§ EXTRACTED DATA

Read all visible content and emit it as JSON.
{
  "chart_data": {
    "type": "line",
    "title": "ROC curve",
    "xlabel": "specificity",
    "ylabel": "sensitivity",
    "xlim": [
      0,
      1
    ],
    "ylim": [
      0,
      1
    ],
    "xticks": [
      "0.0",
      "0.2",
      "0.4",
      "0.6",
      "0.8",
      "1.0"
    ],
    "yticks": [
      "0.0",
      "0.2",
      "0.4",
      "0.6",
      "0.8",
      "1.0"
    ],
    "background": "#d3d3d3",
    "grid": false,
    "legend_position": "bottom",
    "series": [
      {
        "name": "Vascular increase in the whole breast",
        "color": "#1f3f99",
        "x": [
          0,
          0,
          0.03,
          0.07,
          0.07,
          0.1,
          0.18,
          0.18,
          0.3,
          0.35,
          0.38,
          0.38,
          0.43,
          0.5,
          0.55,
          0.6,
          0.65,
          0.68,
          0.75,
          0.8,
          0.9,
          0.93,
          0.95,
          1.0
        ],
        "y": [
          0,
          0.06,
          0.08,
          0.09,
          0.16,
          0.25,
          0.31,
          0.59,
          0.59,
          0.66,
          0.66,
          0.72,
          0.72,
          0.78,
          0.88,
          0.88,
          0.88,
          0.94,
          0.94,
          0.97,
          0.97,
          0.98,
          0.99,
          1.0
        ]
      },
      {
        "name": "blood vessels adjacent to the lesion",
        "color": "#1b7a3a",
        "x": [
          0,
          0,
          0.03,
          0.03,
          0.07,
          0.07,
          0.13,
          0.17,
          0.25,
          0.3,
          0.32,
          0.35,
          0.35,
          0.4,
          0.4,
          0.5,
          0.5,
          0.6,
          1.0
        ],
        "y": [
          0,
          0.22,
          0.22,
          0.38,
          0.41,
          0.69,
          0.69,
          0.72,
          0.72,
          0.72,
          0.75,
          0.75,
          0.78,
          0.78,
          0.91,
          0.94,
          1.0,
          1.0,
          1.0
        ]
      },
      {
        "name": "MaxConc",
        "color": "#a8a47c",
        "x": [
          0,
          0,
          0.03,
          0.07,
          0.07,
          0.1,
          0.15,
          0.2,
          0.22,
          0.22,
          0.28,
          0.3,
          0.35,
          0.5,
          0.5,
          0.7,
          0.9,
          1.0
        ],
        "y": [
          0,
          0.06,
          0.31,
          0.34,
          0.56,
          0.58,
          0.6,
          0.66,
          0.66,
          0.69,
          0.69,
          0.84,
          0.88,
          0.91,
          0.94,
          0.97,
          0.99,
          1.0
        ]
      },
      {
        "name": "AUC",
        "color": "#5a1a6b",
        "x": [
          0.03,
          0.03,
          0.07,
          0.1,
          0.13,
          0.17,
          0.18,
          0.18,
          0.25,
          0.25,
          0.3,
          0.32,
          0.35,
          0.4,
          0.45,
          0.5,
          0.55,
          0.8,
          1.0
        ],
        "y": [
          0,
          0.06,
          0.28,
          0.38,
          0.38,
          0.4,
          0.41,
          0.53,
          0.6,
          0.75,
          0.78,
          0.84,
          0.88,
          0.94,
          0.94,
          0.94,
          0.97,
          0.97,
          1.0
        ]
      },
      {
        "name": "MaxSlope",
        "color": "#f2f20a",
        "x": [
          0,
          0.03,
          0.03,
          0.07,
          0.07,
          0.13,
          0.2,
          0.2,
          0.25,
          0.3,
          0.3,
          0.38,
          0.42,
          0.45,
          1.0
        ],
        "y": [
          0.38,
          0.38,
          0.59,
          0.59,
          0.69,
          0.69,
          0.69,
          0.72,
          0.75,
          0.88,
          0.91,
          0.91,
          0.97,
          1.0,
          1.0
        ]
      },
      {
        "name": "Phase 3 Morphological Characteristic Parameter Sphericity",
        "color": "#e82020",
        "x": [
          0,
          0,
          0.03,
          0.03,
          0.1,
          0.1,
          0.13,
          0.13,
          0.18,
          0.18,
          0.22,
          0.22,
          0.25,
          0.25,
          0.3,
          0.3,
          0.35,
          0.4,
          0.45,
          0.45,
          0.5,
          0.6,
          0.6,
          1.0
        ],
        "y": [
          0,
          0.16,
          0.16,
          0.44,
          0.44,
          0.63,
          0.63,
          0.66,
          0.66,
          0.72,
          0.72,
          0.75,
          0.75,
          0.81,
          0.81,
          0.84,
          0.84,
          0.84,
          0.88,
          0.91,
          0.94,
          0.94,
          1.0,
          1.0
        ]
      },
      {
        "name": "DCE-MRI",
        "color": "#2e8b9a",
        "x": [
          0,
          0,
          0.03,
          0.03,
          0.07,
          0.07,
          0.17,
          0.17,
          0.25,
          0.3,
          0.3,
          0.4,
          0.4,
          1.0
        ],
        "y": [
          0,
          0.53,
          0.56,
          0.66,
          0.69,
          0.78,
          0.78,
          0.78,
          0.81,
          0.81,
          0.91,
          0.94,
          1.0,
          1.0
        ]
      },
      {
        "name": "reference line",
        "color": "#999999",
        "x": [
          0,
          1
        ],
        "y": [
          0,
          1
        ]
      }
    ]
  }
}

§ GIVEN TASK
The word "name" may appear on some lines of these records; state how many such lines there are, and nothing else.

§ THE RESULT
8